→ **Provided information**
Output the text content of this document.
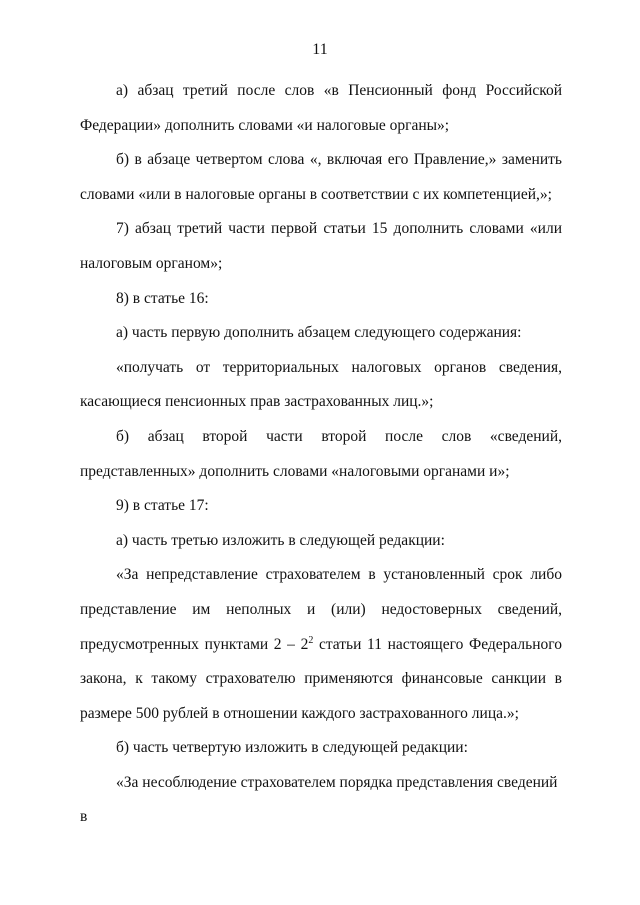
11

а) абзац третий после слов «в Пенсионный фонд Российской Федерации» дополнить словами «и налоговые органы»;

б) в абзаце четвертом слова «, включая его Правление,» заменить словами «или в налоговые органы в соответствии с их компетенцией,»;

7) абзац третий части первой статьи 15 дополнить словами «или налоговым органом»;

8) в статье 16:

а) часть первую дополнить абзацем следующего содержания:

«получать от территориальных налоговых органов сведения, касающиеся пенсионных прав застрахованных лиц.»;

б) абзац второй части второй после слов «сведений, представленных» дополнить словами «налоговыми органами и»;

9) в статье 17:

а) часть третью изложить в следующей редакции:

«За непредставление страхователем в установленный срок либо представление им неполных и (или) недостоверных сведений, предусмотренных пунктами $2 - 2^2$ статьи 11 настоящего Федерального закона, к такому страхователю применяются финансовые санкции в размере 500 рублей в отношении каждого застрахованного лица.»;

б) часть четвертую изложить в следующей редакции:

«За несоблюдение страхователем порядка представления сведений в
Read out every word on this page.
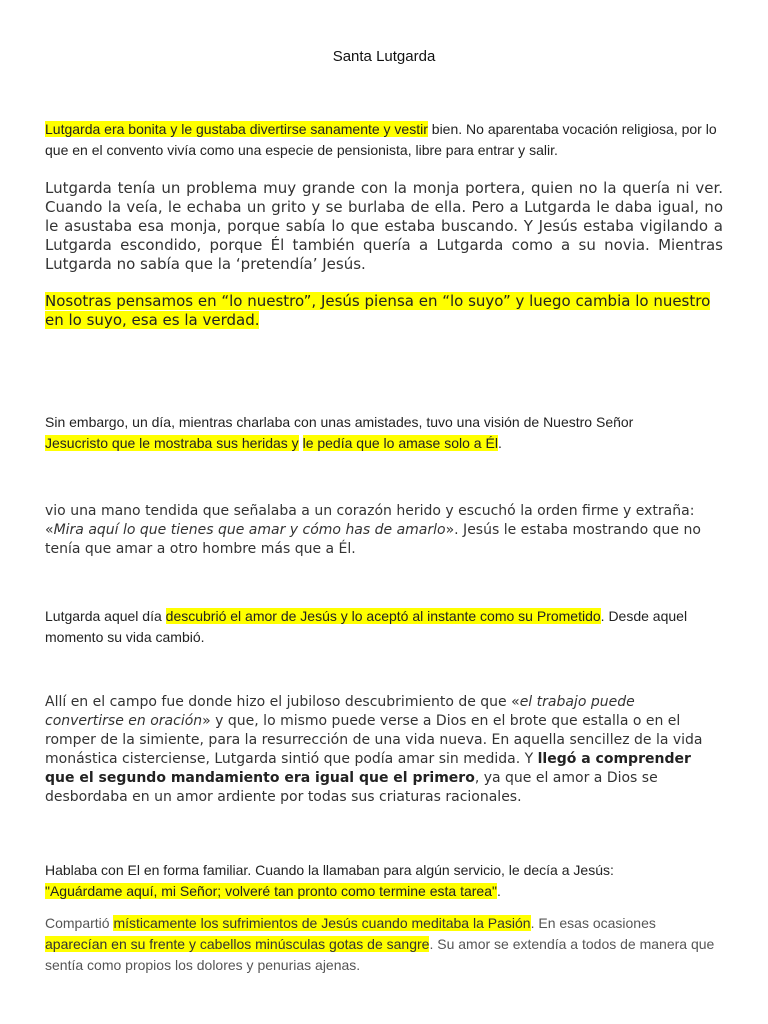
Santa Lutgarda

Lutgarda era bonita y le gustaba divertirse sanamente y vestir bien. No aparentaba vocación religiosa, por lo que en el convento vivía como una especie de pensionista, libre para entrar y salir.

Lutgarda tenía un problema muy grande con la monja portera, quien no la quería ni ver. Cuando la veía, le echaba un grito y se burlaba de ella. Pero a Lutgarda le daba igual, no le asustaba esa monja, porque sabía lo que estaba buscando. Y Jesús estaba vigilando a Lutgarda escondido, porque Él también quería a Lutgarda como a su novia. Mientras Lutgarda no sabía que la ‘pretendía’ Jesús.

Nosotras pensamos en “lo nuestro”, Jesús piensa en “lo suyo” y luego cambia lo nuestro en lo suyo, esa es la verdad.

Sin embargo, un día, mientras charlaba con unas amistades, tuvo una visión de Nuestro Señor
Jesucristo que le mostraba sus heridas y le pedía que lo amase solo a Él.

vio una mano tendida que señalaba a un corazón herido y escuchó la orden firme y extraña: «Mira aquí lo que tienes que amar y cómo has de amarlo». Jesús le estaba mostrando que no tenía que amar a otro hombre más que a Él.

Lutgarda aquel día descubrió el amor de Jesús y lo aceptó al instante como su Prometido. Desde aquel momento su vida cambió.

Allí en el campo fue donde hizo el jubiloso descubrimiento de que «el trabajo puede convertirse en oración» y que, lo mismo puede verse a Dios en el brote que estalla o en el romper de la simiente, para la resurrección de una vida nueva. En aquella sencillez de la vida monástica cisterciense, Lutgarda sintió que podía amar sin medida. Y llegó a comprender que el segundo mandamiento era igual que el primero, ya que el amor a Dios se desbordaba en un amor ardiente por todas sus criaturas racionales.

Hablaba con El en forma familiar. Cuando la llamaban para algún servicio, le decía a Jesús:
"Aguárdame aquí, mi Señor; volveré tan pronto como termine esta tarea".

Compartió místicamente los sufrimientos de Jesús cuando meditaba la Pasión. En esas ocasiones aparecían en su frente y cabellos minúsculas gotas de sangre. Su amor se extendía a todos de manera que sentía como propios los dolores y penurias ajenas.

→ **Objective**
Using the data above, print every line exactly, omitting pictures.

→ **Solution to the problem**
Output the text content of this document.
11

а) абзац третий после слов «в Пенсионный фонд Российской Федерации» дополнить словами «и налоговые органы»;

б) в абзаце четвертом слова «, включая его Правление,» заменить словами «или в налоговые органы в соответствии с их компетенцией,»;

7) абзац третий части первой статьи 15 дополнить словами «или налоговым органом»;

8) в статье 16:

а) часть первую дополнить абзацем следующего содержания:

«получать от территориальных налоговых органов сведения, касающиеся пенсионных прав застрахованных лиц.»;

б) абзац второй части второй после слов «сведений, представленных» дополнить словами «налоговыми органами и»;

9) в статье 17:

а) часть третью изложить в следующей редакции:

«За непредставление страхователем в установленный срок либо представление им неполных и (или) недостоверных сведений, предусмотренных пунктами $2 - 2^2$ статьи 11 настоящего Федерального закона, к такому страхователю применяются финансовые санкции в размере 500 рублей в отношении каждого застрахованного лица.»;

б) часть четвертую изложить в следующей редакции:

«За несоблюдение страхователем порядка представления сведений в
Read out every word on this page.
Santa Lutgarda

Lutgarda era bonita y le gustaba divertirse sanamente y vestir bien. No aparentaba vocación religiosa, por lo que en el convento vivía como una especie de pensionista, libre para entrar y salir.

Lutgarda tenía un problema muy grande con la monja portera, quien no la quería ni ver. Cuando la veía, le echaba un grito y se burlaba de ella. Pero a Lutgarda le daba igual, no le asustaba esa monja, porque sabía lo que estaba buscando. Y Jesús estaba vigilando a Lutgarda escondido, porque Él también quería a Lutgarda como a su novia. Mientras Lutgarda no sabía que la ‘pretendía’ Jesús.

Nosotras pensamos en “lo nuestro”, Jesús piensa en “lo suyo” y luego cambia lo nuestro en lo suyo, esa es la verdad.

Sin embargo, un día, mientras charlaba con unas amistades, tuvo una visión de Nuestro Señor
Jesucristo que le mostraba sus heridas y le pedía que lo amase solo a Él.

vio una mano tendida que señalaba a un corazón herido y escuchó la orden firme y extraña: «Mira aquí lo que tienes que amar y cómo has de amarlo». Jesús le estaba mostrando que no tenía que amar a otro hombre más que a Él.

Lutgarda aquel día descubrió el amor de Jesús y lo aceptó al instante como su Prometido. Desde aquel momento su vida cambió.

Allí en el campo fue donde hizo el jubiloso descubrimiento de que «el trabajo puede convertirse en oración» y que, lo mismo puede verse a Dios en el brote que estalla o en el romper de la simiente, para la resurrección de una vida nueva. En aquella sencillez de la vida monástica cisterciense, Lutgarda sintió que podía amar sin medida. Y llegó a comprender que el segundo mandamiento era igual que el primero, ya que el amor a Dios se desbordaba en un amor ardiente por todas sus criaturas racionales.

Hablaba con El en forma familiar. Cuando la llamaban para algún servicio, le decía a Jesús:
"Aguárdame aquí, mi Señor; volveré tan pronto como termine esta tarea".

Compartió místicamente los sufrimientos de Jesús cuando meditaba la Pasión. En esas ocasiones aparecían en su frente y cabellos minúsculas gotas de sangre. Su amor se extendía a todos de manera que sentía como propios los dolores y penurias ajenas.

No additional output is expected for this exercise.